- _DATA FOR THIS TASK_
================================

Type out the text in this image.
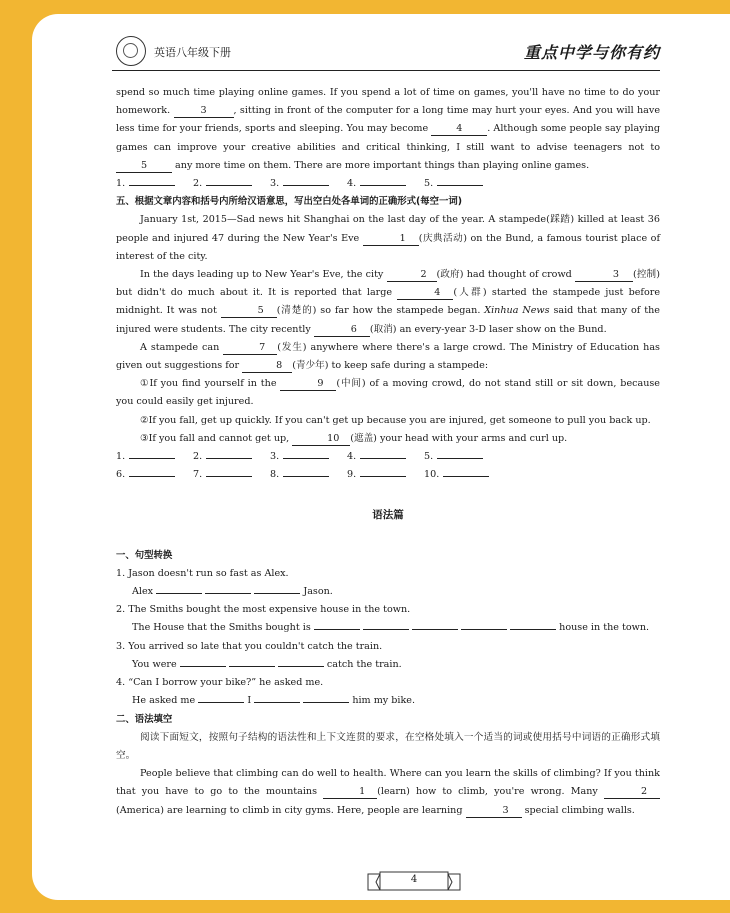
英语八年级下册	重点中学与你有约

spend so much time playing online games. If you spend a lot of time on games, you'll have no time to do your homework.	3	, sitting in front of the computer for a long time may hurt your eyes. And you will have less time for your friends, sports and sleeping. You may become	4	. Although some people say playing games can improve your creative abilities and critical thinking, I still want to advise teenagers not to 5	any more time on them. There are more important things than playing online games.

1.	2.	3.	4.	5.

五、根据文章内容和括号内所给汉语意思，写出空白处各单词的正确形式(每空一词)

January 1st, 2015—Sad news hit Shanghai on the last day of the year. A stampede(踩踏) killed at least 36 people and injured 47 during the New Year's Eve	1 (庆典活动) on the Bund, a famous tourist place of interest of the city.

In the days leading up to New Year's Eve, the city	2 (政府) had thought of crowd	3 (控制) but didn't do much about it. It is reported that large	4 (人群) started the stampede just before midnight. It was not	5 (清楚的) so far how the stampede began. Xinhua News said that many of the injured were students. The city recently	6 (取消) an every-year 3-D laser show on the Bund.

A stampede can	7 (发生) anywhere where there's a large crowd. The Ministry of Education has given out suggestions for	8 (青少年) to keep safe during a stampede:

①If you find yourself in the	9 (中间) of a moving crowd, do not stand still or sit down, because you could easily get injured.

②If you fall, get up quickly. If you can't get up because you are injured, get someone to pull you back up.

③If you fall and cannot get up,	10 (遮盖) your head with your arms and curl up.

1.	2.	3.	4.	5.
6.	7.	8.	9.	10.

语法篇

一、句型转换

1. Jason doesn't run so fast as Alex.

Alex	Jason.

2. The Smiths bought the most expensive house in the town.

The House that the Smiths bought is	house in the town.

3. You arrived so late that you couldn't catch the train.

You were	catch the train.

4. “Can I borrow your bike?” he asked me.

He asked me	I	him my bike.

二、语法填空

阅读下面短文，按照句子结构的语法性和上下文连贯的要求，在空格处填入一个适当的词或使用括号中词语的正确形式填空。

People believe that climbing can do well to health. Where can you learn the skills of climbing? If you think that you have to go to the mountains	1 (learn) how to climb, you're wrong. Many	2(America) are learning to climb in city gyms. Here, people are learning	3 special climbing walls.

4
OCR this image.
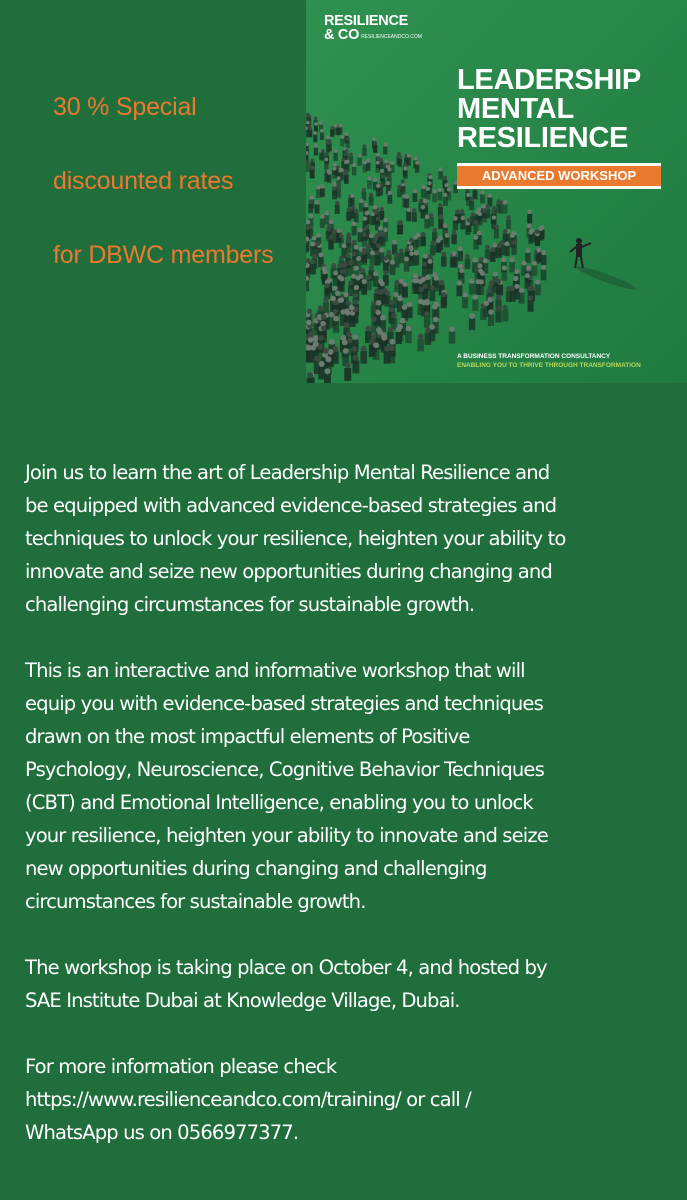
30 % Special
discounted rates
for DBWC members
RESILIENCE
& CO RESILIENCEANDCO.COM
LEADERSHIP
MENTAL
RESILIENCE
ADVANCED WORKSHOP
A BUSINESS TRANSFORMATION CONSULTANCY
ENABLING YOU TO THRIVE THROUGH TRANSFORMATION

Join us to learn the art of Leadership Mental Resilience and
be equipped with advanced evidence-based strategies and
techniques to unlock your resilience, heighten your ability to
innovate and seize new opportunities during changing and
challenging circumstances for sustainable growth.

This is an interactive and informative workshop that will
equip you with evidence-based strategies and techniques
drawn on the most impactful elements of Positive
Psychology, Neuroscience, Cognitive Behavior Techniques
(CBT) and Emotional Intelligence, enabling you to unlock
your resilience, heighten your ability to innovate and seize
new opportunities during changing and challenging
circumstances for sustainable growth.

The workshop is taking place on October 4, and hosted by
SAE Institute Dubai at Knowledge Village, Dubai.

For more information please check
https://www.resilienceandco.com/training/ or call /
WhatsApp us on 0566977377.
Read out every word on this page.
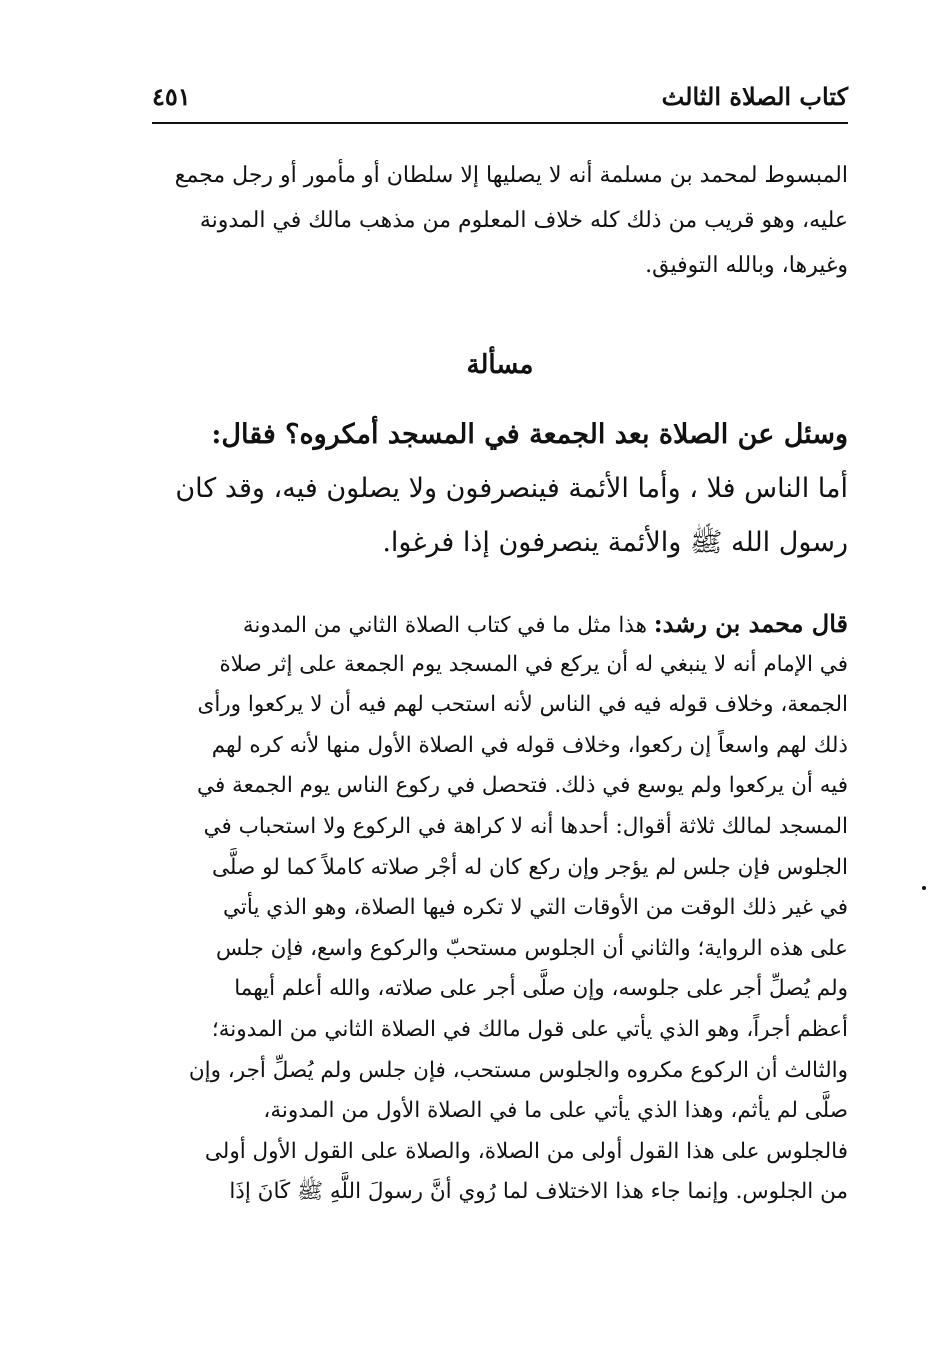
كتاب الصلاة الثالث
٤٥١
المبسوط لمحمد بن مسلمة أنه لا يصليها إلا سلطان أو مأمور أو رجل مجمع
عليه، وهو قريب من ذلك كله خلاف المعلوم من مذهب مالك في المدونة
وغيرها، وبالله التوفيق.
مسألة
وسئل عن الصلاة بعد الجمعة في المسجد أمكروه؟ فقال:
أما الناس فلا ، وأما الأئمة فينصرفون ولا يصلون فيه، وقد كان
رسول الله ﷺ والأئمة ينصرفون إذا فرغوا.
قال محمد بن رشد: هذا مثل ما في كتاب الصلاة الثاني من المدونة
في الإمام أنه لا ينبغي له أن يركع في المسجد يوم الجمعة على إثر صلاة
الجمعة، وخلاف قوله فيه في الناس لأنه استحب لهم فيه أن لا يركعوا ورأى
ذلك لهم واسعاً إن ركعوا، وخلاف قوله في الصلاة الأول منها لأنه كره لهم
فيه أن يركعوا ولم يوسع في ذلك. فتحصل في ركوع الناس يوم الجمعة في
المسجد لمالك ثلاثة أقوال: أحدها أنه لا كراهة في الركوع ولا استحباب في
الجلوس فإن جلس لم يؤجر وإن ركع كان له أجْر صلاته كاملاً كما لو صلَّى
في غير ذلك الوقت من الأوقات التي لا تكره فيها الصلاة، وهو الذي يأتي
على هذه الرواية؛ والثاني أن الجلوس مستحبّ والركوع واسع، فإن جلس
ولم يُصلِّ أجر على جلوسه، وإن صلَّى أجر على صلاته، والله أعلم أيهما
أعظم أجراً، وهو الذي يأتي على قول مالك في الصلاة الثاني من المدونة؛
والثالث أن الركوع مكروه والجلوس مستحب، فإن جلس ولم يُصلِّ أجر، وإن
صلَّى لم يأثم، وهذا الذي يأتي على ما في الصلاة الأول من المدونة،
فالجلوس على هذا القول أولى من الصلاة، والصلاة على القول الأول أولى
من الجلوس. وإنما جاء هذا الاختلاف لما رُوي أنَّ رسولَ اللَّهِ ﷺ كَانَ إذَا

================================

Count how many lines of the material hold the string "المدونة". Give the number and nothing more.

4